:: Task description ::
All entries are to be given again verbatim.

--- Start of Records supplied ---

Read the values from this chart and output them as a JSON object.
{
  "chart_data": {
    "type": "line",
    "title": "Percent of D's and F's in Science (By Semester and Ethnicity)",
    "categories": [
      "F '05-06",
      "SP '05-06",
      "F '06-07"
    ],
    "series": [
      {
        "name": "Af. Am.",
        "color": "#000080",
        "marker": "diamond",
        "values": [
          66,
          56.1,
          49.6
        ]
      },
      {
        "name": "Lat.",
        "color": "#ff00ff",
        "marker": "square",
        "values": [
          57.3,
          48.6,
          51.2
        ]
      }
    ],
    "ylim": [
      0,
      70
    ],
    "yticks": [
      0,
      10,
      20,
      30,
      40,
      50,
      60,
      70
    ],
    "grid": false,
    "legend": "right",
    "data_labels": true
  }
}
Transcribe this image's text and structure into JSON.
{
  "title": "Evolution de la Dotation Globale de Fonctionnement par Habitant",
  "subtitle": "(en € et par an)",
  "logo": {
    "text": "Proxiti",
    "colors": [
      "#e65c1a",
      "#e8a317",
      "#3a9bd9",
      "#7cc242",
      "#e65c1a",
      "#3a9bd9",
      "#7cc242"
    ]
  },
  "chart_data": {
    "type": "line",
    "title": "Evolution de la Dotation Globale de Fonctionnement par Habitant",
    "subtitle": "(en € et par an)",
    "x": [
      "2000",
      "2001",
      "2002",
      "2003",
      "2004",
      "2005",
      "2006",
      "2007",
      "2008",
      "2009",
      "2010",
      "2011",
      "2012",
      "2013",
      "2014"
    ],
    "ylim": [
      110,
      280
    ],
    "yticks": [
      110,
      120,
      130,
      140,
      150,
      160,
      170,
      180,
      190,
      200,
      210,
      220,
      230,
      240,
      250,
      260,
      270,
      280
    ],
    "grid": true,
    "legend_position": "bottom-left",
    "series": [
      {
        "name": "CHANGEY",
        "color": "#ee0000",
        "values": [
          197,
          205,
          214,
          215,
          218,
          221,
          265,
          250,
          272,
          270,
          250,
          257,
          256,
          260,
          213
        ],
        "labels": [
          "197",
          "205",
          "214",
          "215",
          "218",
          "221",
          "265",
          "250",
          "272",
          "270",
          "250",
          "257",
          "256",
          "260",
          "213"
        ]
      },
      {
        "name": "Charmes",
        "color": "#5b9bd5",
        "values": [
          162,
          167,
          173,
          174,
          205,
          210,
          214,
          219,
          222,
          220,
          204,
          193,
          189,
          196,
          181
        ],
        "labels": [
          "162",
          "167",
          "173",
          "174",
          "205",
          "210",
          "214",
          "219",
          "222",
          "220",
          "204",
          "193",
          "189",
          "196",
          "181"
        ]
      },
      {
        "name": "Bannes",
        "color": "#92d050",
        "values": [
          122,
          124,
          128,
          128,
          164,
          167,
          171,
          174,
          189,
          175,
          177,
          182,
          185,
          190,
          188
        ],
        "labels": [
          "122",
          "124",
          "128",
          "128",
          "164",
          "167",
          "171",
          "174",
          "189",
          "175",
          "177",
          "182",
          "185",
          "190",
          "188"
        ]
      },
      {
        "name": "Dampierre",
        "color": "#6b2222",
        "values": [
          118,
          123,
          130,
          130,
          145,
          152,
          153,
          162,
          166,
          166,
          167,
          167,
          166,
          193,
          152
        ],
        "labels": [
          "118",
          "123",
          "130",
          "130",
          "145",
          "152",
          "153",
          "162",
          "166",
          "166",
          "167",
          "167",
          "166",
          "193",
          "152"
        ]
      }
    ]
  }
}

--- End of Records supplied ---

:: Correct output ::
Read the values from this chart and output them as a JSON object.
{
  "chart_data": {
    "type": "line",
    "title": "Percent of D's and F's in Science (By Semester and Ethnicity)",
    "categories": [
      "F '05-06",
      "SP '05-06",
      "F '06-07"
    ],
    "series": [
      {
        "name": "Af. Am.",
        "color": "#000080",
        "marker": "diamond",
        "values": [
          66,
          56.1,
          49.6
        ]
      },
      {
        "name": "Lat.",
        "color": "#ff00ff",
        "marker": "square",
        "values": [
          57.3,
          48.6,
          51.2
        ]
      }
    ],
    "ylim": [
      0,
      70
    ],
    "yticks": [
      0,
      10,
      20,
      30,
      40,
      50,
      60,
      70
    ],
    "grid": false,
    "legend": "right",
    "data_labels": true
  }
}
Transcribe this image's text and structure into JSON.
{
  "title": "Evolution de la Dotation Globale de Fonctionnement par Habitant",
  "subtitle": "(en € et par an)",
  "logo": {
    "text": "Proxiti",
    "colors": [
      "#e65c1a",
      "#e8a317",
      "#3a9bd9",
      "#7cc242",
      "#e65c1a",
      "#3a9bd9",
      "#7cc242"
    ]
  },
  "chart_data": {
    "type": "line",
    "title": "Evolution de la Dotation Globale de Fonctionnement par Habitant",
    "subtitle": "(en € et par an)",
    "x": [
      "2000",
      "2001",
      "2002",
      "2003",
      "2004",
      "2005",
      "2006",
      "2007",
      "2008",
      "2009",
      "2010",
      "2011",
      "2012",
      "2013",
      "2014"
    ],
    "ylim": [
      110,
      280
    ],
    "yticks": [
      110,
      120,
      130,
      140,
      150,
      160,
      170,
      180,
      190,
      200,
      210,
      220,
      230,
      240,
      250,
      260,
      270,
      280
    ],
    "grid": true,
    "legend_position": "bottom-left",
    "series": [
      {
        "name": "CHANGEY",
        "color": "#ee0000",
        "values": [
          197,
          205,
          214,
          215,
          218,
          221,
          265,
          250,
          272,
          270,
          250,
          257,
          256,
          260,
          213
        ],
        "labels": [
          "197",
          "205",
          "214",
          "215",
          "218",
          "221",
          "265",
          "250",
          "272",
          "270",
          "250",
          "257",
          "256",
          "260",
          "213"
        ]
      },
      {
        "name": "Charmes",
        "color": "#5b9bd5",
        "values": [
          162,
          167,
          173,
          174,
          205,
          210,
          214,
          219,
          222,
          220,
          204,
          193,
          189,
          196,
          181
        ],
        "labels": [
          "162",
          "167",
          "173",
          "174",
          "205",
          "210",
          "214",
          "219",
          "222",
          "220",
          "204",
          "193",
          "189",
          "196",
          "181"
        ]
      },
      {
        "name": "Bannes",
        "color": "#92d050",
        "values": [
          122,
          124,
          128,
          128,
          164,
          167,
          171,
          174,
          189,
          175,
          177,
          182,
          185,
          190,
          188
        ],
        "labels": [
          "122",
          "124",
          "128",
          "128",
          "164",
          "167",
          "171",
          "174",
          "189",
          "175",
          "177",
          "182",
          "185",
          "190",
          "188"
        ]
      },
      {
        "name": "Dampierre",
        "color": "#6b2222",
        "values": [
          118,
          123,
          130,
          130,
          145,
          152,
          153,
          162,
          166,
          166,
          167,
          167,
          166,
          193,
          152
        ],
        "labels": [
          "118",
          "123",
          "130",
          "130",
          "145",
          "152",
          "153",
          "162",
          "166",
          "166",
          "167",
          "167",
          "166",
          "193",
          "152"
        ]
      }
    ]
  }
}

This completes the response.